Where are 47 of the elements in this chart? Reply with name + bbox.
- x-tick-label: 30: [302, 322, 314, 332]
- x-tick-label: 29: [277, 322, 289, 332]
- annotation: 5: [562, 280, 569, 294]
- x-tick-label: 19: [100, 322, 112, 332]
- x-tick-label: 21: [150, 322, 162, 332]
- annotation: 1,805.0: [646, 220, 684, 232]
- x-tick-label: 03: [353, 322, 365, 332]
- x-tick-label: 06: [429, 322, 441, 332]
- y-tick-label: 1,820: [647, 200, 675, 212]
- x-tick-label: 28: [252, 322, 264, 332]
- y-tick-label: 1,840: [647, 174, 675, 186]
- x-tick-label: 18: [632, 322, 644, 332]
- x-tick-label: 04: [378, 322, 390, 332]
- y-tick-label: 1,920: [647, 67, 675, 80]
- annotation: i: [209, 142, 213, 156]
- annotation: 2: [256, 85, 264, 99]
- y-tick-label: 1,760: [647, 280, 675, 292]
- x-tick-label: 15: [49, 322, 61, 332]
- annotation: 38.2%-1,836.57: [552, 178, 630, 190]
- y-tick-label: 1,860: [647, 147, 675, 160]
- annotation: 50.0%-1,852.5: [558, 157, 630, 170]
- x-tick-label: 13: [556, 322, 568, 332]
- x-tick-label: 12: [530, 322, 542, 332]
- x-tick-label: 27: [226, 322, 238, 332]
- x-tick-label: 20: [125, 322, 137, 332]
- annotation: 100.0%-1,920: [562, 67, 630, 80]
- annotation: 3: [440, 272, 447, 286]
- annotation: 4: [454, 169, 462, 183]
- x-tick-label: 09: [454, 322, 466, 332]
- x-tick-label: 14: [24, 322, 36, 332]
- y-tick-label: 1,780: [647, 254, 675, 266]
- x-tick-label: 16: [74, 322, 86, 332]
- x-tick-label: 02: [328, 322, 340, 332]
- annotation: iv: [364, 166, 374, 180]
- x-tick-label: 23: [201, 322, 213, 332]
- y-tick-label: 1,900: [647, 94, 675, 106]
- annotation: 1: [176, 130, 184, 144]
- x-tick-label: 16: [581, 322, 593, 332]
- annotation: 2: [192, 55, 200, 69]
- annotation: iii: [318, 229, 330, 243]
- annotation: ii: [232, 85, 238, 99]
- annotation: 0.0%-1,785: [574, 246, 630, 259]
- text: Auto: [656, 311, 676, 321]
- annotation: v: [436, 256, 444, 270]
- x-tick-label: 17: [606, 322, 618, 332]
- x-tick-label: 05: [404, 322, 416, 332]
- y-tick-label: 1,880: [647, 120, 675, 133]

## [Task instructions]
Please rewrite the entries above with each "annotation" switched to "note" and everything else left as it is.

## [Expected answer]
Where are 47 of the elements in this chart? Reply with name + bbox.
- x-tick-label: 30: [302, 322, 314, 332]
- x-tick-label: 29: [277, 322, 289, 332]
- note: 5: [562, 280, 569, 294]
- x-tick-label: 19: [100, 322, 112, 332]
- x-tick-label: 21: [150, 322, 162, 332]
- note: 1,805.0: [646, 220, 684, 232]
- x-tick-label: 03: [353, 322, 365, 332]
- x-tick-label: 06: [429, 322, 441, 332]
- y-tick-label: 1,820: [647, 200, 675, 212]
- x-tick-label: 28: [252, 322, 264, 332]
- y-tick-label: 1,840: [647, 174, 675, 186]
- x-tick-label: 18: [632, 322, 644, 332]
- x-tick-label: 04: [378, 322, 390, 332]
- y-tick-label: 1,920: [647, 67, 675, 80]
- note: i: [209, 142, 213, 156]
- note: 2: [256, 85, 264, 99]
- y-tick-label: 1,760: [647, 280, 675, 292]
- x-tick-label: 15: [49, 322, 61, 332]
- note: 38.2%-1,836.57: [552, 178, 630, 190]
- y-tick-label: 1,860: [647, 147, 675, 160]
- note: 50.0%-1,852.5: [558, 157, 630, 170]
- x-tick-label: 13: [556, 322, 568, 332]
- x-tick-label: 12: [530, 322, 542, 332]
- x-tick-label: 27: [226, 322, 238, 332]
- x-tick-label: 20: [125, 322, 137, 332]
- note: 100.0%-1,920: [562, 67, 630, 80]
- note: 3: [440, 272, 447, 286]
- note: 4: [454, 169, 462, 183]
- x-tick-label: 09: [454, 322, 466, 332]
- x-tick-label: 14: [24, 322, 36, 332]
- y-tick-label: 1,780: [647, 254, 675, 266]
- x-tick-label: 16: [74, 322, 86, 332]
- x-tick-label: 02: [328, 322, 340, 332]
- note: iv: [364, 166, 374, 180]
- x-tick-label: 23: [201, 322, 213, 332]
- y-tick-label: 1,900: [647, 94, 675, 106]
- note: 1: [176, 130, 184, 144]
- x-tick-label: 16: [581, 322, 593, 332]
- note: 2: [192, 55, 200, 69]
- note: iii: [318, 229, 330, 243]
- note: ii: [232, 85, 238, 99]
- note: 0.0%-1,785: [574, 246, 630, 259]
- text: Auto: [656, 311, 676, 321]
- note: v: [436, 256, 444, 270]
- x-tick-label: 17: [606, 322, 618, 332]
- x-tick-label: 05: [404, 322, 416, 332]
- y-tick-label: 1,880: [647, 120, 675, 133]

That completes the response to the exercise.